— Start of Data to use —
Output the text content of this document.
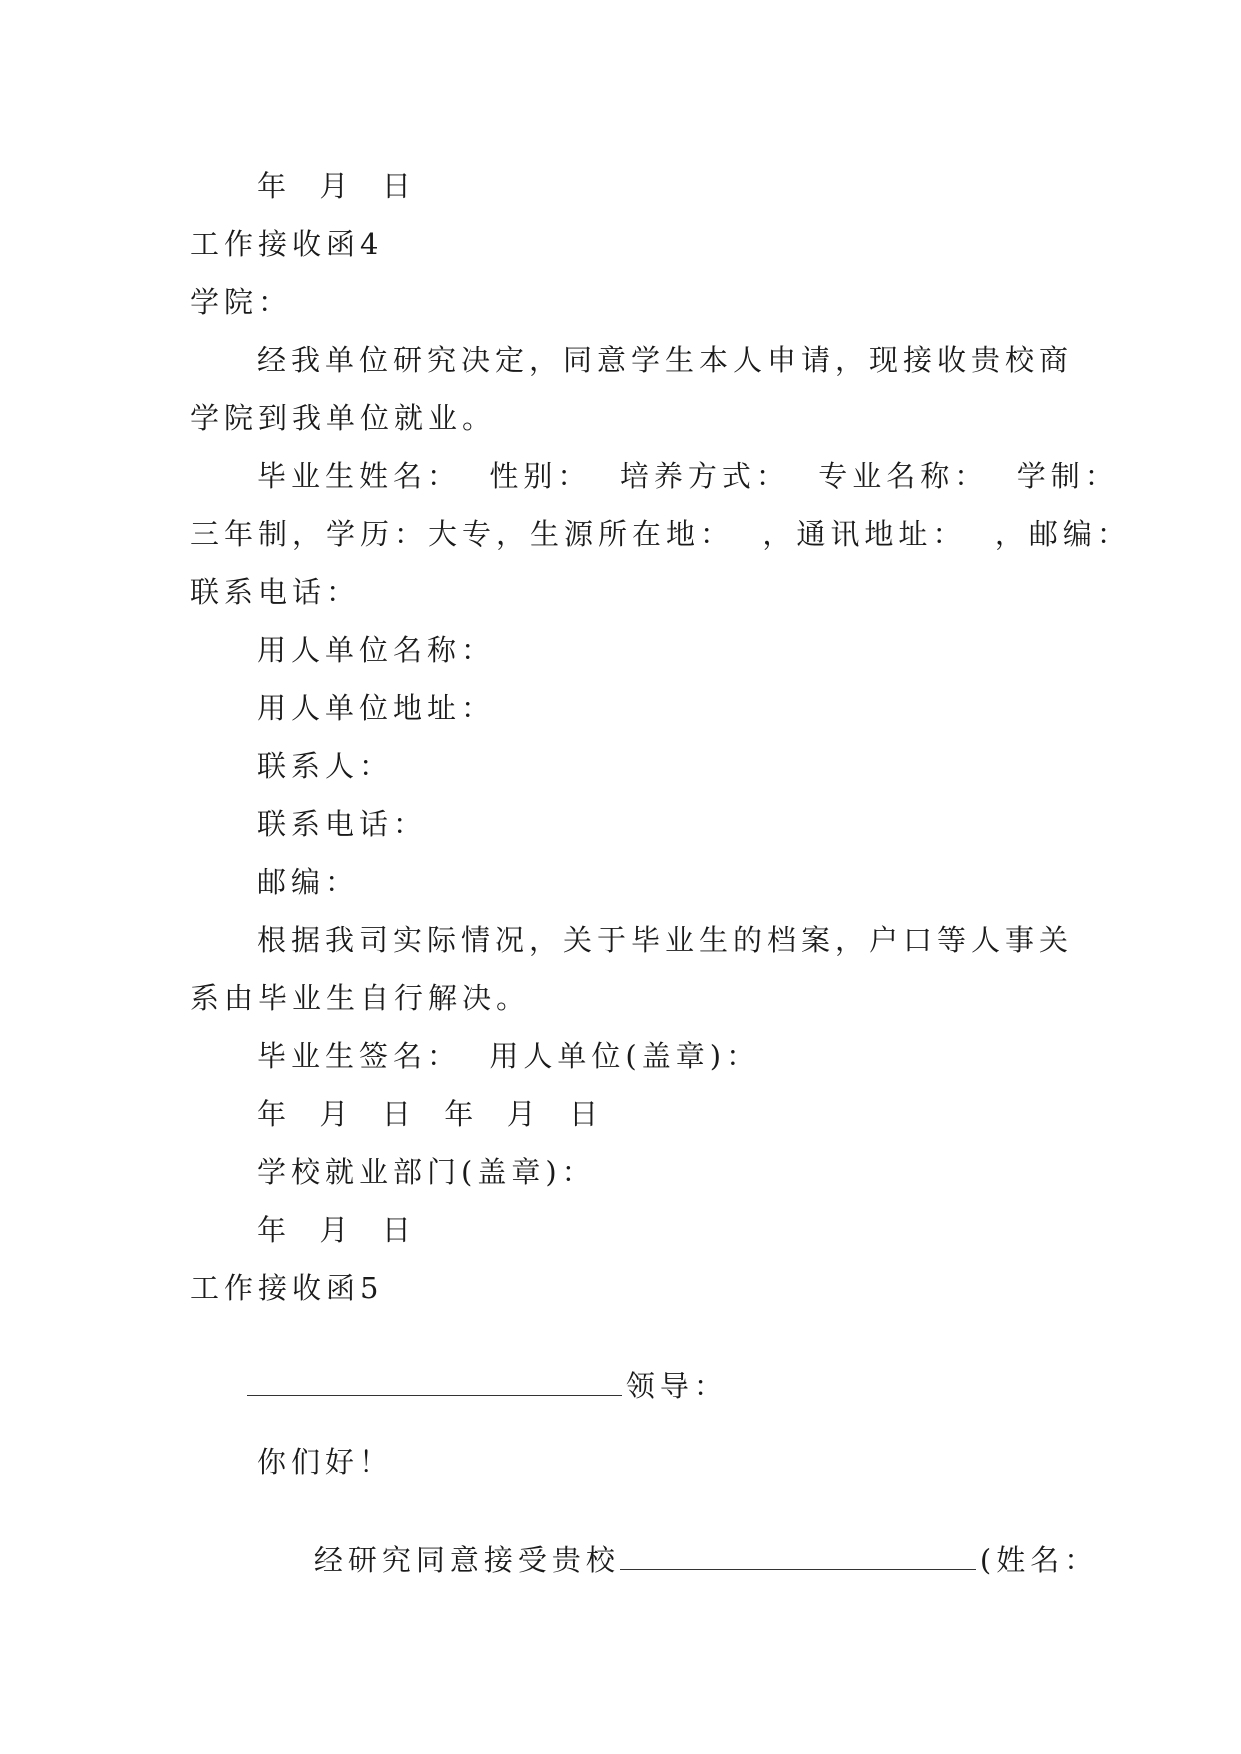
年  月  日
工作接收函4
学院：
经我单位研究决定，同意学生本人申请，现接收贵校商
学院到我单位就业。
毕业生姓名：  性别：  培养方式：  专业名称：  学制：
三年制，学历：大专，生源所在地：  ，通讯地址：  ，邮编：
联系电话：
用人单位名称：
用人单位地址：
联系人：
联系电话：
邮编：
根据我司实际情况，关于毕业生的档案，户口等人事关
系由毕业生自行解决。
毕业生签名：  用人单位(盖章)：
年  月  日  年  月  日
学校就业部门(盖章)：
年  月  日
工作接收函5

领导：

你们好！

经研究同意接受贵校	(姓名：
— End of Data to use —
→ Stated problem: Transcribe the listing above verbatim. Omit the pictures.

→ Expected answer:
Output the text content of this document.
年  月  日
工作接收函4
学院：
经我单位研究决定，同意学生本人申请，现接收贵校商
学院到我单位就业。
毕业生姓名：  性别：  培养方式：  专业名称：  学制：
三年制，学历：大专，生源所在地：  ，通讯地址：  ，邮编：
联系电话：
用人单位名称：
用人单位地址：
联系人：
联系电话：
邮编：
根据我司实际情况，关于毕业生的档案，户口等人事关
系由毕业生自行解决。
毕业生签名：  用人单位(盖章)：
年  月  日  年  月  日
学校就业部门(盖章)：
年  月  日
工作接收函5

领导：

你们好！

经研究同意接受贵校	(姓名：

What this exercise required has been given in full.